Aim: Write out the full set of records exactly. Any pictures in them do not belong in the copy.

· · · · ·

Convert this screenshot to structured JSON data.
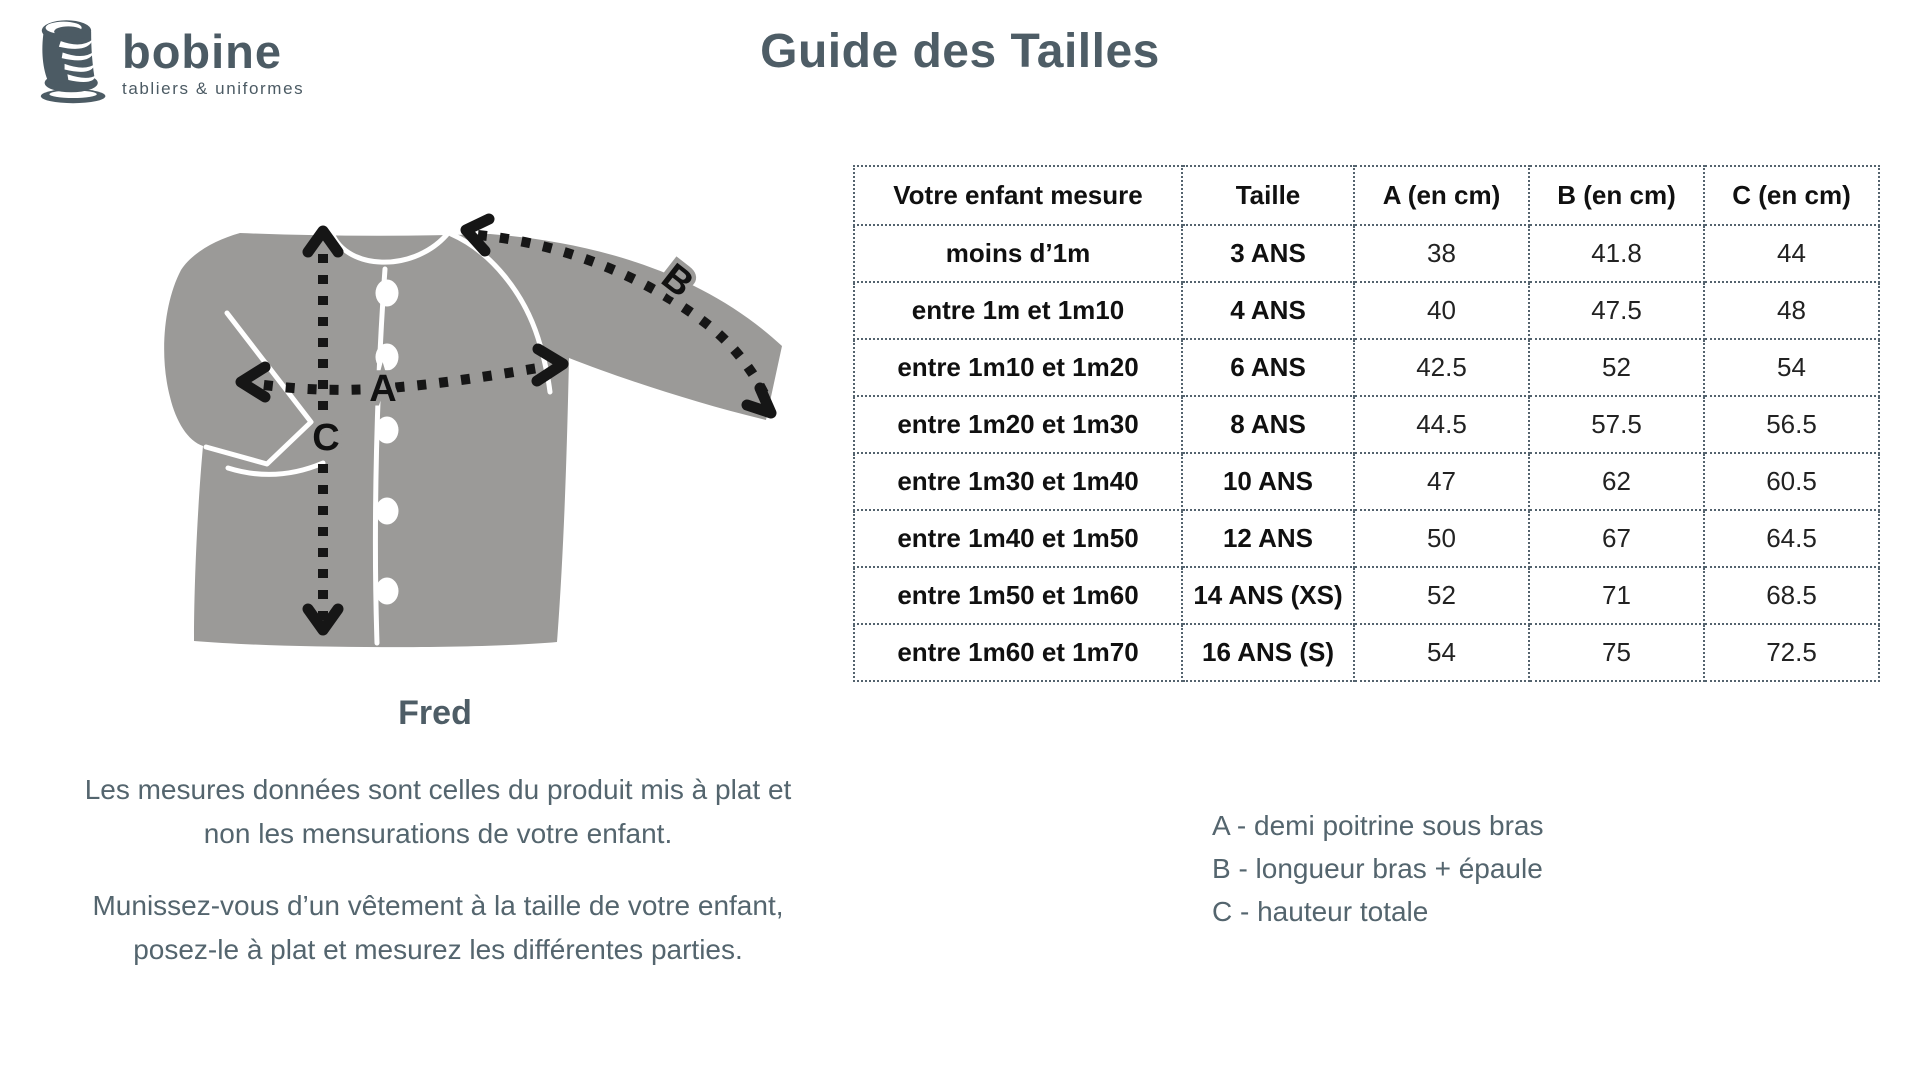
{
  "brand": {
    "name": "bobine",
    "tagline": "tabliers & uniformes"
  },
  "page_title": "Guide des Tailles",
  "product_name": "Fred",
  "diagram": {
    "labels": {
      "a": "A",
      "b": "B",
      "c": "C"
    }
  },
  "size_table": {
    "headers": [
      "Votre enfant mesure",
      "Taille",
      "A (en cm)",
      "B (en cm)",
      "C (en cm)"
    ],
    "rows": [
      [
        "moins d’1m",
        "3 ANS",
        "38",
        "41.8",
        "44"
      ],
      [
        "entre 1m et 1m10",
        "4 ANS",
        "40",
        "47.5",
        "48"
      ],
      [
        "entre 1m10 et 1m20",
        "6 ANS",
        "42.5",
        "52",
        "54"
      ],
      [
        "entre 1m20 et 1m30",
        "8 ANS",
        "44.5",
        "57.5",
        "56.5"
      ],
      [
        "entre 1m30 et 1m40",
        "10 ANS",
        "47",
        "62",
        "60.5"
      ],
      [
        "entre 1m40 et 1m50",
        "12 ANS",
        "50",
        "67",
        "64.5"
      ],
      [
        "entre 1m50 et 1m60",
        "14 ANS (XS)",
        "52",
        "71",
        "68.5"
      ],
      [
        "entre 1m60 et 1m70",
        "16 ANS (S)",
        "54",
        "75",
        "72.5"
      ]
    ]
  },
  "notes": [
    {
      "line1": "Les mesures données sont celles du produit mis à plat et",
      "line2": "non les mensurations de votre enfant."
    },
    {
      "line1": "Munissez-vous d’un vêtement à la taille de votre enfant,",
      "line2": "posez-le à plat et mesurez les différentes parties."
    }
  ],
  "measure_legend": [
    "A - demi poitrine sous bras",
    "B - longueur bras + épaule",
    "C - hauteur totale"
  ],
  "colors": {
    "heading": "#4e5d66",
    "body_text": "#54656e",
    "table_border": "#54636e",
    "table_text": "#141414",
    "garment_gray": "#9b9a98",
    "measure_line": "#161616",
    "logo": "#4c5b64"
  }
}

· · · · ·

Finished exercise:
Convert this screenshot to structured JSON data.
{
  "brand": {
    "name": "bobine",
    "tagline": "tabliers & uniformes"
  },
  "page_title": "Guide des Tailles",
  "product_name": "Fred",
  "diagram": {
    "labels": {
      "a": "A",
      "b": "B",
      "c": "C"
    }
  },
  "size_table": {
    "headers": [
      "Votre enfant mesure",
      "Taille",
      "A (en cm)",
      "B (en cm)",
      "C (en cm)"
    ],
    "rows": [
      [
        "moins d’1m",
        "3 ANS",
        "38",
        "41.8",
        "44"
      ],
      [
        "entre 1m et 1m10",
        "4 ANS",
        "40",
        "47.5",
        "48"
      ],
      [
        "entre 1m10 et 1m20",
        "6 ANS",
        "42.5",
        "52",
        "54"
      ],
      [
        "entre 1m20 et 1m30",
        "8 ANS",
        "44.5",
        "57.5",
        "56.5"
      ],
      [
        "entre 1m30 et 1m40",
        "10 ANS",
        "47",
        "62",
        "60.5"
      ],
      [
        "entre 1m40 et 1m50",
        "12 ANS",
        "50",
        "67",
        "64.5"
      ],
      [
        "entre 1m50 et 1m60",
        "14 ANS (XS)",
        "52",
        "71",
        "68.5"
      ],
      [
        "entre 1m60 et 1m70",
        "16 ANS (S)",
        "54",
        "75",
        "72.5"
      ]
    ]
  },
  "notes": [
    {
      "line1": "Les mesures données sont celles du produit mis à plat et",
      "line2": "non les mensurations de votre enfant."
    },
    {
      "line1": "Munissez-vous d’un vêtement à la taille de votre enfant,",
      "line2": "posez-le à plat et mesurez les différentes parties."
    }
  ],
  "measure_legend": [
    "A - demi poitrine sous bras",
    "B - longueur bras + épaule",
    "C - hauteur totale"
  ],
  "colors": {
    "heading": "#4e5d66",
    "body_text": "#54656e",
    "table_border": "#54636e",
    "table_text": "#141414",
    "garment_gray": "#9b9a98",
    "measure_line": "#161616",
    "logo": "#4c5b64"
  }
}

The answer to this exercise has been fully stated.